- [Given text]:
[start]

Accessing Jupyter Notebook#

Jupyter Notebook is an interactive computational environment, in which you can combine code execution, rich text, mathematics, plots and rich media.

Features of Jupyter Notebook#

  1. Can be run from any web browser

  2. Can run cell-by-cell to understand code easier

  3. Easy to host server-side and useful for security

Starting and Accessing Jupyter Notebook#

Practice 1: Start Jupyter Notebook#

Tip

  • Sometimes you might not be able to activate your virtual environment because of another Anaconda installation. In that case, please make a new virtual environment (see Lesson 1.5)

Log-in to the remote machine and activate your virtual environment. Then, start Jupyter Notebook to obtain the notebook link.

Tip

  • jupyter notebook --no-browser --port=8888: start up the jupyter notebook on port 8888

Expected output

../_images/Practice_1_1.png

Practice 2: Forward the remote server port to your local port#

  1. Go to SSH on the bottom of the left pane to expand the menu and then click on Tunnels.

  2. Enter the port number (8888 in the example, try 8889, 8890, etc. if it gives an error) that you want to use to access Jupyter on your local machine in Source port. Set the destination as localhost:8888 where :8888 is the number of the port that Jupyter Notebook is running on. Then click the Add button, and the ports should appear in the Forwarded ports list.

    ../_images/putty_port.png
  3. Save your configuration for later use (see Lesson 1.4).

Tip

  • ssh -N -f -L localhost:YYYY:localhost:XXXX *groupname*@130.34.234.40: forward port XXXX to YYYY and listen to it

Open another Command Prompt (Shell > New Window). In order to run Jupyter Notebook from your browser, forward this to port 8888 of your machine. (Try 8889, 8890, etc. if it gives an error)

[end]

- [Data lines]:

[start]

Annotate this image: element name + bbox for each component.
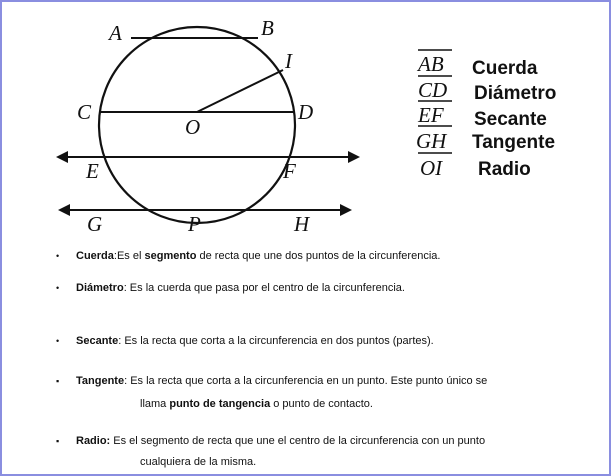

[end]

- [Directions]:
A. Answer these questions from the Jupyter Notebook guide:
(i) Which port does the tip's command start the notebook on?
(ii) In the tunnel setup, what should the destination be set as?
(iii) Which lesson explains how to save the configuration?
B. Reproduce the part of the Jupyter Notebook guide that opens with the words containing "Practice 1: Start" and closes with "(see Lesson 1.5)", switching "Anaconda" to "Miniconda".

- [Solutions to the exercise]:
A.
(i) Port 8888
(ii) localhost:8888
(iii) Lesson 1.4

B.
Practice 1: Start Jupyter Notebook#

Tip

  • Sometimes you might not be able to activate your virtual environment because of another Miniconda installation. In that case, please make a new virtual environment (see Lesson 1.5)